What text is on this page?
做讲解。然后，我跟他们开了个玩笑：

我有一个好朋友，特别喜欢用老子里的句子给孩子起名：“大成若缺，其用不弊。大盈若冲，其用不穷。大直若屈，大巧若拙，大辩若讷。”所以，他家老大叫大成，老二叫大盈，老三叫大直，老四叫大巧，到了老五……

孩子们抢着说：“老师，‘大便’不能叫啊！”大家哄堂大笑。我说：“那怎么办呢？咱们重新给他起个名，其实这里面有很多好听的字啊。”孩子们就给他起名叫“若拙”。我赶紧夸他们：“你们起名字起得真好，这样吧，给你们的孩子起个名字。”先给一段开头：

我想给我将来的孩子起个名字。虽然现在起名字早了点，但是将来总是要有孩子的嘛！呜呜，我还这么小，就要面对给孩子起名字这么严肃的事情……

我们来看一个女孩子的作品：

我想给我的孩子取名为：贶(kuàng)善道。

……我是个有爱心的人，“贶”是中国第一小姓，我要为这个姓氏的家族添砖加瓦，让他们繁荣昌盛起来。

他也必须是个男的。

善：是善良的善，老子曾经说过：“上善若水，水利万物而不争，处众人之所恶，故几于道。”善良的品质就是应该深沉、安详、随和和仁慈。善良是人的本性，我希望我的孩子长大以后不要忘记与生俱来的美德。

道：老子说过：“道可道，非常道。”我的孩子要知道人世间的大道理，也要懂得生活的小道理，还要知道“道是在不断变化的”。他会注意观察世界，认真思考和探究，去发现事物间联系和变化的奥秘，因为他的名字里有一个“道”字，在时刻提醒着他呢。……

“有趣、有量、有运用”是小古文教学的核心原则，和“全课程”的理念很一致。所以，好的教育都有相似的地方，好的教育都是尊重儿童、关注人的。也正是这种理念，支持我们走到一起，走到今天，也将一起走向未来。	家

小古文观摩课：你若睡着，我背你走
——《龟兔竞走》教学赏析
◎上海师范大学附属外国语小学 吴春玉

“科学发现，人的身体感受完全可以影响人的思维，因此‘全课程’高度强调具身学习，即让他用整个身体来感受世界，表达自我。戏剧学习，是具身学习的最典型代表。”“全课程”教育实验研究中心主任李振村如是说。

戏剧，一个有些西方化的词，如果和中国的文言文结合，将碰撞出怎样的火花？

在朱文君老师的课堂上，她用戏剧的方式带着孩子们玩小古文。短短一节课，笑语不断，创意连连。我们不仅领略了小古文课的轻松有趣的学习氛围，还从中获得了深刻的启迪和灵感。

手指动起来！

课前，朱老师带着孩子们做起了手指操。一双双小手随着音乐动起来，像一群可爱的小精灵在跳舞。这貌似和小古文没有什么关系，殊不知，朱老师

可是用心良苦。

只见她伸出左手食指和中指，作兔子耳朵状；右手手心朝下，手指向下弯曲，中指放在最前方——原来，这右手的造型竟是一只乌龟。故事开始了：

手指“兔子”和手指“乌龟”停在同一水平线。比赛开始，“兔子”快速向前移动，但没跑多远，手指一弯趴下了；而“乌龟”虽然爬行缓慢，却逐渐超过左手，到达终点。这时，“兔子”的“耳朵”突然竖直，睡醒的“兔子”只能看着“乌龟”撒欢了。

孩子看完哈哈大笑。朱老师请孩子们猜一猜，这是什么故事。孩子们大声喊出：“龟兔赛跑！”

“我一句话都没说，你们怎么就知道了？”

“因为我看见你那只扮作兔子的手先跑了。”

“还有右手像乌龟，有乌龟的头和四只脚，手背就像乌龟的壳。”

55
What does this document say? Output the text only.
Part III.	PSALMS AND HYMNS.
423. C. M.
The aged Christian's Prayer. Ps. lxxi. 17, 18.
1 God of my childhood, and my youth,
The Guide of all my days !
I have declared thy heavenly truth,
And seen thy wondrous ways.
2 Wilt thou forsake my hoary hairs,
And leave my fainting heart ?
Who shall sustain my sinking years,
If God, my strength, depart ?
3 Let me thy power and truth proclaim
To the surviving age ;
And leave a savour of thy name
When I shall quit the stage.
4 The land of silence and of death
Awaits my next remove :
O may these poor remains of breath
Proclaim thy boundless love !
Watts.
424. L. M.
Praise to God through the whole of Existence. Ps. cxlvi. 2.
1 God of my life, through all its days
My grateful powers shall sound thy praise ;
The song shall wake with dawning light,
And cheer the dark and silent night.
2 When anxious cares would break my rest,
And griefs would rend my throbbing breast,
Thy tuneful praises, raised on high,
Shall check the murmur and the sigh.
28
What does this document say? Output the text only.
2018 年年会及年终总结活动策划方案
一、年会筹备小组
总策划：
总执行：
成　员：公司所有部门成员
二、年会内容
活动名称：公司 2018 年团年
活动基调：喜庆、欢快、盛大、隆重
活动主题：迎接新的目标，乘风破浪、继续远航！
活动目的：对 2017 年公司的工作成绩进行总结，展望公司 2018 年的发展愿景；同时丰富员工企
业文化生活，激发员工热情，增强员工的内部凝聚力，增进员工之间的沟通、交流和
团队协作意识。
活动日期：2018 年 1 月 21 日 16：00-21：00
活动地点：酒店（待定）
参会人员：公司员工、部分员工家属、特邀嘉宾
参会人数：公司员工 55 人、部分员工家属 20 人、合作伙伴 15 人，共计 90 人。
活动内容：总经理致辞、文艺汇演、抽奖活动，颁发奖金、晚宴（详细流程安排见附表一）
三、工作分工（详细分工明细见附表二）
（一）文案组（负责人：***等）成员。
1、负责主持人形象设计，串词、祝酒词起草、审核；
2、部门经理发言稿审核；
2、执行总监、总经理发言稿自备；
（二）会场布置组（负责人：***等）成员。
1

____________________

- Stated problem: Repeat the records above exactly, leaving none out.

- Completed task:
What text is on this page?
做讲解。然后，我跟他们开了个玩笑：

我有一个好朋友，特别喜欢用老子里的句子给孩子起名：“大成若缺，其用不弊。大盈若冲，其用不穷。大直若屈，大巧若拙，大辩若讷。”所以，他家老大叫大成，老二叫大盈，老三叫大直，老四叫大巧，到了老五……

孩子们抢着说：“老师，‘大便’不能叫啊！”大家哄堂大笑。我说：“那怎么办呢？咱们重新给他起个名，其实这里面有很多好听的字啊。”孩子们就给他起名叫“若拙”。我赶紧夸他们：“你们起名字起得真好，这样吧，给你们的孩子起个名字。”先给一段开头：

我想给我将来的孩子起个名字。虽然现在起名字早了点，但是将来总是要有孩子的嘛！呜呜，我还这么小，就要面对给孩子起名字这么严肃的事情……

我们来看一个女孩子的作品：

我想给我的孩子取名为：贶(kuàng)善道。

……我是个有爱心的人，“贶”是中国第一小姓，我要为这个姓氏的家族添砖加瓦，让他们繁荣昌盛起来。

他也必须是个男的。

善：是善良的善，老子曾经说过：“上善若水，水利万物而不争，处众人之所恶，故几于道。”善良的品质就是应该深沉、安详、随和和仁慈。善良是人的本性，我希望我的孩子长大以后不要忘记与生俱来的美德。

道：老子说过：“道可道，非常道。”我的孩子要知道人世间的大道理，也要懂得生活的小道理，还要知道“道是在不断变化的”。他会注意观察世界，认真思考和探究，去发现事物间联系和变化的奥秘，因为他的名字里有一个“道”字，在时刻提醒着他呢。……

“有趣、有量、有运用”是小古文教学的核心原则，和“全课程”的理念很一致。所以，好的教育都有相似的地方，好的教育都是尊重儿童、关注人的。也正是这种理念，支持我们走到一起，走到今天，也将一起走向未来。	家

小古文观摩课：你若睡着，我背你走
——《龟兔竞走》教学赏析
◎上海师范大学附属外国语小学 吴春玉

“科学发现，人的身体感受完全可以影响人的思维，因此‘全课程’高度强调具身学习，即让他用整个身体来感受世界，表达自我。戏剧学习，是具身学习的最典型代表。”“全课程”教育实验研究中心主任李振村如是说。

戏剧，一个有些西方化的词，如果和中国的文言文结合，将碰撞出怎样的火花？

在朱文君老师的课堂上，她用戏剧的方式带着孩子们玩小古文。短短一节课，笑语不断，创意连连。我们不仅领略了小古文课的轻松有趣的学习氛围，还从中获得了深刻的启迪和灵感。

手指动起来！

课前，朱老师带着孩子们做起了手指操。一双双小手随着音乐动起来，像一群可爱的小精灵在跳舞。这貌似和小古文没有什么关系，殊不知，朱老师

可是用心良苦。

只见她伸出左手食指和中指，作兔子耳朵状；右手手心朝下，手指向下弯曲，中指放在最前方——原来，这右手的造型竟是一只乌龟。故事开始了：

手指“兔子”和手指“乌龟”停在同一水平线。比赛开始，“兔子”快速向前移动，但没跑多远，手指一弯趴下了；而“乌龟”虽然爬行缓慢，却逐渐超过左手，到达终点。这时，“兔子”的“耳朵”突然竖直，睡醒的“兔子”只能看着“乌龟”撒欢了。

孩子看完哈哈大笑。朱老师请孩子们猜一猜，这是什么故事。孩子们大声喊出：“龟兔赛跑！”

“我一句话都没说，你们怎么就知道了？”

“因为我看见你那只扮作兔子的手先跑了。”

“还有右手像乌龟，有乌龟的头和四只脚，手背就像乌龟的壳。”

55
What does this document say? Output the text only.
Part III.	PSALMS AND HYMNS.
423. C. M.
The aged Christian's Prayer. Ps. lxxi. 17, 18.
1 God of my childhood, and my youth,
The Guide of all my days !
I have declared thy heavenly truth,
And seen thy wondrous ways.
2 Wilt thou forsake my hoary hairs,
And leave my fainting heart ?
Who shall sustain my sinking years,
If God, my strength, depart ?
3 Let me thy power and truth proclaim
To the surviving age ;
And leave a savour of thy name
When I shall quit the stage.
4 The land of silence and of death
Awaits my next remove :
O may these poor remains of breath
Proclaim thy boundless love !
Watts.
424. L. M.
Praise to God through the whole of Existence. Ps. cxlvi. 2.
1 God of my life, through all its days
My grateful powers shall sound thy praise ;
The song shall wake with dawning light,
And cheer the dark and silent night.
2 When anxious cares would break my rest,
And griefs would rend my throbbing breast,
Thy tuneful praises, raised on high,
Shall check the murmur and the sigh.
28
What does this document say? Output the text only.
2018 年年会及年终总结活动策划方案
一、年会筹备小组
总策划：
总执行：
成　员：公司所有部门成员
二、年会内容
活动名称：公司 2018 年团年
活动基调：喜庆、欢快、盛大、隆重
活动主题：迎接新的目标，乘风破浪、继续远航！
活动目的：对 2017 年公司的工作成绩进行总结，展望公司 2018 年的发展愿景；同时丰富员工企
业文化生活，激发员工热情，增强员工的内部凝聚力，增进员工之间的沟通、交流和
团队协作意识。
活动日期：2018 年 1 月 21 日 16：00-21：00
活动地点：酒店（待定）
参会人员：公司员工、部分员工家属、特邀嘉宾
参会人数：公司员工 55 人、部分员工家属 20 人、合作伙伴 15 人，共计 90 人。
活动内容：总经理致辞、文艺汇演、抽奖活动，颁发奖金、晚宴（详细流程安排见附表一）
三、工作分工（详细分工明细见附表二）
（一）文案组（负责人：***等）成员。
1、负责主持人形象设计，串词、祝酒词起草、审核；
2、部门经理发言稿审核；
2、执行总监、总经理发言稿自备；
（二）会场布置组（负责人：***等）成员。
1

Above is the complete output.